TASK GOAL ->
Reproduce every item below line for line, without changing anything, and leave the pictures out of your answer.

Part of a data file
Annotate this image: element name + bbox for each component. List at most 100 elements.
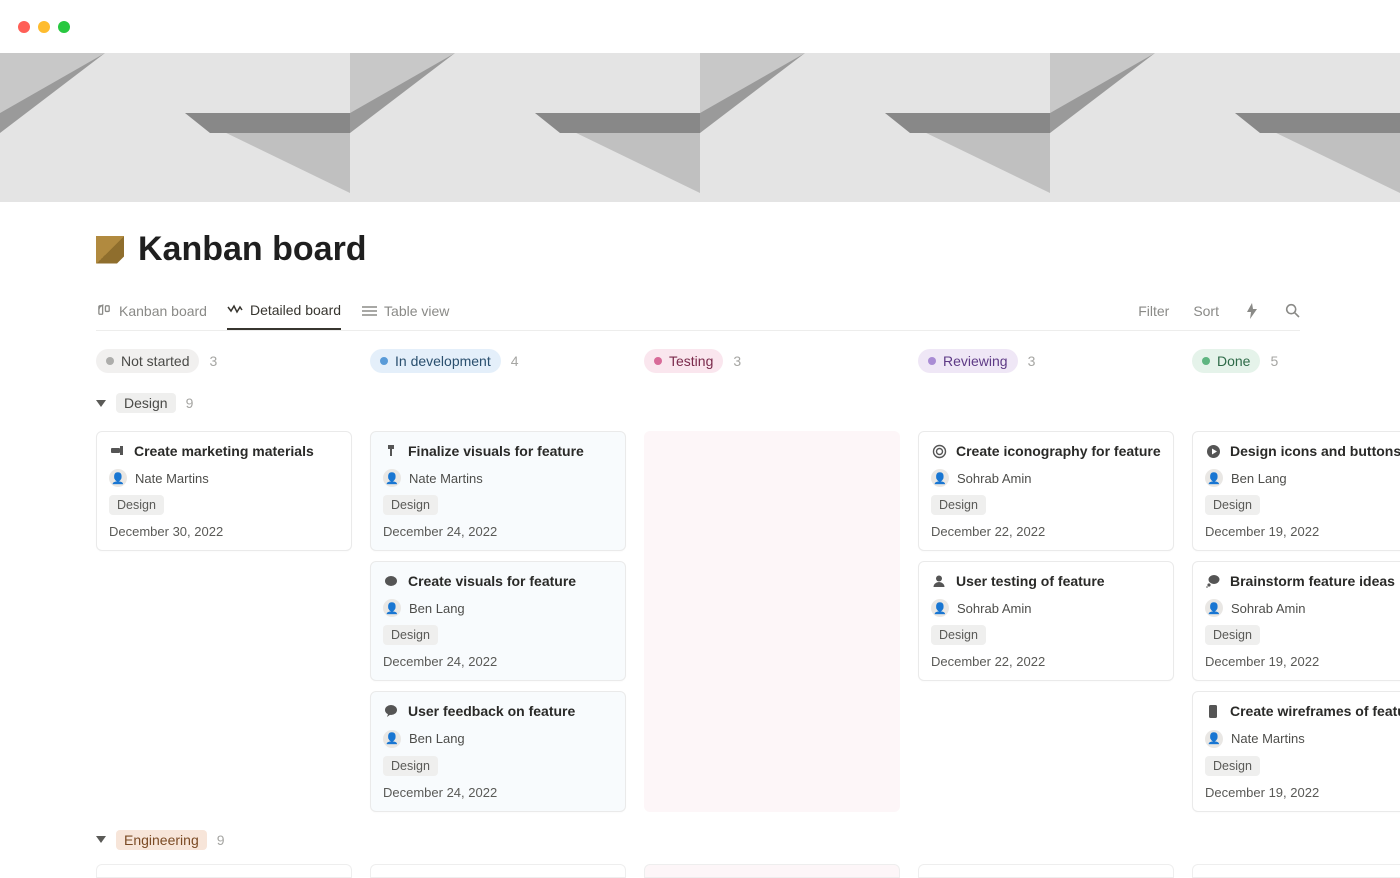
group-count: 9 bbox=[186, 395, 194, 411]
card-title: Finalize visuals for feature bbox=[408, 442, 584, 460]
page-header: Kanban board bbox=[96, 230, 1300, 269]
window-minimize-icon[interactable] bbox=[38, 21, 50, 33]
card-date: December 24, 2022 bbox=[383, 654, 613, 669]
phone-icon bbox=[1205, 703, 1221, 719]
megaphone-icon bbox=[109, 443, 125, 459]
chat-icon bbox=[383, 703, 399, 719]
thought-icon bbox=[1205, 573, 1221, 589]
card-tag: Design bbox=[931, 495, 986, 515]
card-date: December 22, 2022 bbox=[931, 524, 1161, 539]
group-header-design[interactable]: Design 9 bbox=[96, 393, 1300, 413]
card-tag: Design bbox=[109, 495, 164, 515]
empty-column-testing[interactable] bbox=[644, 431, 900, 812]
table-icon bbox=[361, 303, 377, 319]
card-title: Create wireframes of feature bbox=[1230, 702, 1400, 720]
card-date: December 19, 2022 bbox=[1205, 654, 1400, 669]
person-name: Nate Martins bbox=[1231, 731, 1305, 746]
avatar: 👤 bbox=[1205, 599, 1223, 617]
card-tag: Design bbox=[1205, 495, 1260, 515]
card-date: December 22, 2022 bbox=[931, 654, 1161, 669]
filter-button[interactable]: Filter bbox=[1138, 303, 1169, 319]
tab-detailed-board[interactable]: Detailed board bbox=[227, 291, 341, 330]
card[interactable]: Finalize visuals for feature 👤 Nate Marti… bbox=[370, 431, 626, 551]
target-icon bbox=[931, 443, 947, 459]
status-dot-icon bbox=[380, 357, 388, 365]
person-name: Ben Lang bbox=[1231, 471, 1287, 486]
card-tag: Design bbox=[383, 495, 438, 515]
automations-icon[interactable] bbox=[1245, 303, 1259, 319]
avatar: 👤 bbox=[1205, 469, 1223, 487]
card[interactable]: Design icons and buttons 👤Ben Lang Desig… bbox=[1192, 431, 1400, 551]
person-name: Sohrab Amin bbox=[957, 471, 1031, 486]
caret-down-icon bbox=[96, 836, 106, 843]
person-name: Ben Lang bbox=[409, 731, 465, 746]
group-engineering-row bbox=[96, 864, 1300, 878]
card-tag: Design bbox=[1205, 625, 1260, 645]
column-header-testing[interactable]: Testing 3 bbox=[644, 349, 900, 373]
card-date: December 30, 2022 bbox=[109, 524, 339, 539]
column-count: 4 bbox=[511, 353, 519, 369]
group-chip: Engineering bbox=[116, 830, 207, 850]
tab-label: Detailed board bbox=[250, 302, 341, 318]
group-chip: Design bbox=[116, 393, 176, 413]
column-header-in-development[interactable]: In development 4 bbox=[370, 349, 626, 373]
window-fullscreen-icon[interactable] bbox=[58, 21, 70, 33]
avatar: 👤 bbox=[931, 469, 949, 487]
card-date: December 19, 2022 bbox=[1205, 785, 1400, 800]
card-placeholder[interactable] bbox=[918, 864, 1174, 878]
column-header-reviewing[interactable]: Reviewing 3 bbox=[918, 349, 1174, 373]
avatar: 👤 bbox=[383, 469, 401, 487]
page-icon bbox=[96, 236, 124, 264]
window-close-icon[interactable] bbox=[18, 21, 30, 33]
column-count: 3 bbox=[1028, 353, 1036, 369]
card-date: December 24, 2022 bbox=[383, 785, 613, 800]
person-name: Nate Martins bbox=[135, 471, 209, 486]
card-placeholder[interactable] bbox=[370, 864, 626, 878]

ANSWER BELOW ->
Annotate this image: element name + bbox for each component. List at most 100 elements.
group-count: 9 bbox=[186, 395, 194, 411]
card-title: Finalize visuals for feature bbox=[408, 442, 584, 460]
page-header: Kanban board bbox=[96, 230, 1300, 269]
window-minimize-icon[interactable] bbox=[38, 21, 50, 33]
card-date: December 24, 2022 bbox=[383, 654, 613, 669]
phone-icon bbox=[1205, 703, 1221, 719]
megaphone-icon bbox=[109, 443, 125, 459]
chat-icon bbox=[383, 703, 399, 719]
thought-icon bbox=[1205, 573, 1221, 589]
card-tag: Design bbox=[931, 495, 986, 515]
card-date: December 22, 2022 bbox=[931, 524, 1161, 539]
group-header-design[interactable]: Design 9 bbox=[96, 393, 1300, 413]
card-tag: Design bbox=[109, 495, 164, 515]
empty-column-testing[interactable] bbox=[644, 431, 900, 812]
table-icon bbox=[361, 303, 377, 319]
card-title: Create wireframes of feature bbox=[1230, 702, 1400, 720]
card-date: December 19, 2022 bbox=[1205, 654, 1400, 669]
person-name: Nate Martins bbox=[1231, 731, 1305, 746]
avatar: 👤 bbox=[1205, 599, 1223, 617]
card-tag: Design bbox=[1205, 495, 1260, 515]
card-date: December 22, 2022 bbox=[931, 654, 1161, 669]
filter-button[interactable]: Filter bbox=[1138, 303, 1169, 319]
tab-detailed-board[interactable]: Detailed board bbox=[227, 291, 341, 330]
card[interactable]: Finalize visuals for feature 👤 Nate Marti… bbox=[370, 431, 626, 551]
target-icon bbox=[931, 443, 947, 459]
status-dot-icon bbox=[380, 357, 388, 365]
person-name: Ben Lang bbox=[1231, 471, 1287, 486]
card-tag: Design bbox=[383, 495, 438, 515]
automations-icon[interactable] bbox=[1245, 303, 1259, 319]
avatar: 👤 bbox=[1205, 469, 1223, 487]
card[interactable]: Design icons and buttons 👤Ben Lang Desig… bbox=[1192, 431, 1400, 551]
person-name: Sohrab Amin bbox=[957, 471, 1031, 486]
caret-down-icon bbox=[96, 836, 106, 843]
person-name: Ben Lang bbox=[409, 731, 465, 746]
group-engineering-row bbox=[96, 864, 1300, 878]
card-tag: Design bbox=[1205, 625, 1260, 645]
column-header-testing[interactable]: Testing 3 bbox=[644, 349, 900, 373]
card-date: December 30, 2022 bbox=[109, 524, 339, 539]
column-count: 4 bbox=[511, 353, 519, 369]
group-chip: Engineering bbox=[116, 830, 207, 850]
tab-label: Detailed board bbox=[250, 302, 341, 318]
group-chip: Design bbox=[116, 393, 176, 413]
column-header-in-development[interactable]: In development 4 bbox=[370, 349, 626, 373]
window-fullscreen-icon[interactable] bbox=[58, 21, 70, 33]
avatar: 👤 bbox=[931, 469, 949, 487]
card-date: December 19, 2022 bbox=[1205, 785, 1400, 800]
card-placeholder[interactable] bbox=[918, 864, 1174, 878]
column-header-reviewing[interactable]: Reviewing 3 bbox=[918, 349, 1174, 373]
avatar: 👤 bbox=[383, 469, 401, 487]
page-icon bbox=[96, 236, 124, 264]
window-close-icon[interactable] bbox=[18, 21, 30, 33]
column-count: 3 bbox=[1028, 353, 1036, 369]
card-date: December 24, 2022 bbox=[383, 785, 613, 800]
person-name: Nate Martins bbox=[135, 471, 209, 486]
card-placeholder[interactable] bbox=[370, 864, 626, 878]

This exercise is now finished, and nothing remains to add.